## PROBLEM
Can you write out the whole listing exactly?

## MATERIAL PROVIDED
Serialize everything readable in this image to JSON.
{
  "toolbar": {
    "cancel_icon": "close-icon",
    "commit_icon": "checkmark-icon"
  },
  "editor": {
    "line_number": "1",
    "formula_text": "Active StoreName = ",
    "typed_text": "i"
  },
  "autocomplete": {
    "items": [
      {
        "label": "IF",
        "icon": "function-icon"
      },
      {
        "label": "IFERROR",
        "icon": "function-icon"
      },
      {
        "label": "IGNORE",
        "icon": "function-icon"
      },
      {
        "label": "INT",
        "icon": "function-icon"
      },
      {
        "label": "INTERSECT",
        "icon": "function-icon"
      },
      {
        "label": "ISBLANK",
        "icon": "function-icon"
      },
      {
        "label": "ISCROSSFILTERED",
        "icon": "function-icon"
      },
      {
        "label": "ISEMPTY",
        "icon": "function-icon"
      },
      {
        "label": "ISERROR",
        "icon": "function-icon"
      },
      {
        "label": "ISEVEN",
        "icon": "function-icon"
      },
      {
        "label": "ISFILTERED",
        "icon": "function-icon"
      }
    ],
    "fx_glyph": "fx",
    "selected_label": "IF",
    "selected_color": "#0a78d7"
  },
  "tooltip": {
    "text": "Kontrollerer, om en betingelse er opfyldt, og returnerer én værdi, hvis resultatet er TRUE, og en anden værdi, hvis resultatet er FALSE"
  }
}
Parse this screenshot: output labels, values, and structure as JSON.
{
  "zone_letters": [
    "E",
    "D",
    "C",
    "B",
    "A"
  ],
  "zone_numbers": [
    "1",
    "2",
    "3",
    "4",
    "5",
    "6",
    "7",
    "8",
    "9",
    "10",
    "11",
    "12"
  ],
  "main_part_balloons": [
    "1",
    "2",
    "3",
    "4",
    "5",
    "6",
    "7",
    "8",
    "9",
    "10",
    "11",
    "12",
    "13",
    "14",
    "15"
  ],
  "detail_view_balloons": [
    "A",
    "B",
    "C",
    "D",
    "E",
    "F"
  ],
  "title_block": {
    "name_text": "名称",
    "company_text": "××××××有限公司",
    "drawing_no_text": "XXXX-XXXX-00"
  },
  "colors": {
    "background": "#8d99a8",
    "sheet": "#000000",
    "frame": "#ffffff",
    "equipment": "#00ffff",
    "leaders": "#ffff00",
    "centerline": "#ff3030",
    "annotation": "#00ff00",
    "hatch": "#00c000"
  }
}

## RESULT BELOW
Serialize everything readable in this image to JSON.
{
  "toolbar": {
    "cancel_icon": "close-icon",
    "commit_icon": "checkmark-icon"
  },
  "editor": {
    "line_number": "1",
    "formula_text": "Active StoreName = ",
    "typed_text": "i"
  },
  "autocomplete": {
    "items": [
      {
        "label": "IF",
        "icon": "function-icon"
      },
      {
        "label": "IFERROR",
        "icon": "function-icon"
      },
      {
        "label": "IGNORE",
        "icon": "function-icon"
      },
      {
        "label": "INT",
        "icon": "function-icon"
      },
      {
        "label": "INTERSECT",
        "icon": "function-icon"
      },
      {
        "label": "ISBLANK",
        "icon": "function-icon"
      },
      {
        "label": "ISCROSSFILTERED",
        "icon": "function-icon"
      },
      {
        "label": "ISEMPTY",
        "icon": "function-icon"
      },
      {
        "label": "ISERROR",
        "icon": "function-icon"
      },
      {
        "label": "ISEVEN",
        "icon": "function-icon"
      },
      {
        "label": "ISFILTERED",
        "icon": "function-icon"
      }
    ],
    "fx_glyph": "fx",
    "selected_label": "IF",
    "selected_color": "#0a78d7"
  },
  "tooltip": {
    "text": "Kontrollerer, om en betingelse er opfyldt, og returnerer én værdi, hvis resultatet er TRUE, og en anden værdi, hvis resultatet er FALSE"
  }
}
Parse this screenshot: output labels, values, and structure as JSON.
{
  "zone_letters": [
    "E",
    "D",
    "C",
    "B",
    "A"
  ],
  "zone_numbers": [
    "1",
    "2",
    "3",
    "4",
    "5",
    "6",
    "7",
    "8",
    "9",
    "10",
    "11",
    "12"
  ],
  "main_part_balloons": [
    "1",
    "2",
    "3",
    "4",
    "5",
    "6",
    "7",
    "8",
    "9",
    "10",
    "11",
    "12",
    "13",
    "14",
    "15"
  ],
  "detail_view_balloons": [
    "A",
    "B",
    "C",
    "D",
    "E",
    "F"
  ],
  "title_block": {
    "name_text": "名称",
    "company_text": "××××××有限公司",
    "drawing_no_text": "XXXX-XXXX-00"
  },
  "colors": {
    "background": "#8d99a8",
    "sheet": "#000000",
    "frame": "#ffffff",
    "equipment": "#00ffff",
    "leaders": "#ffff00",
    "centerline": "#ff3030",
    "annotation": "#00ff00",
    "hatch": "#00c000"
  }
}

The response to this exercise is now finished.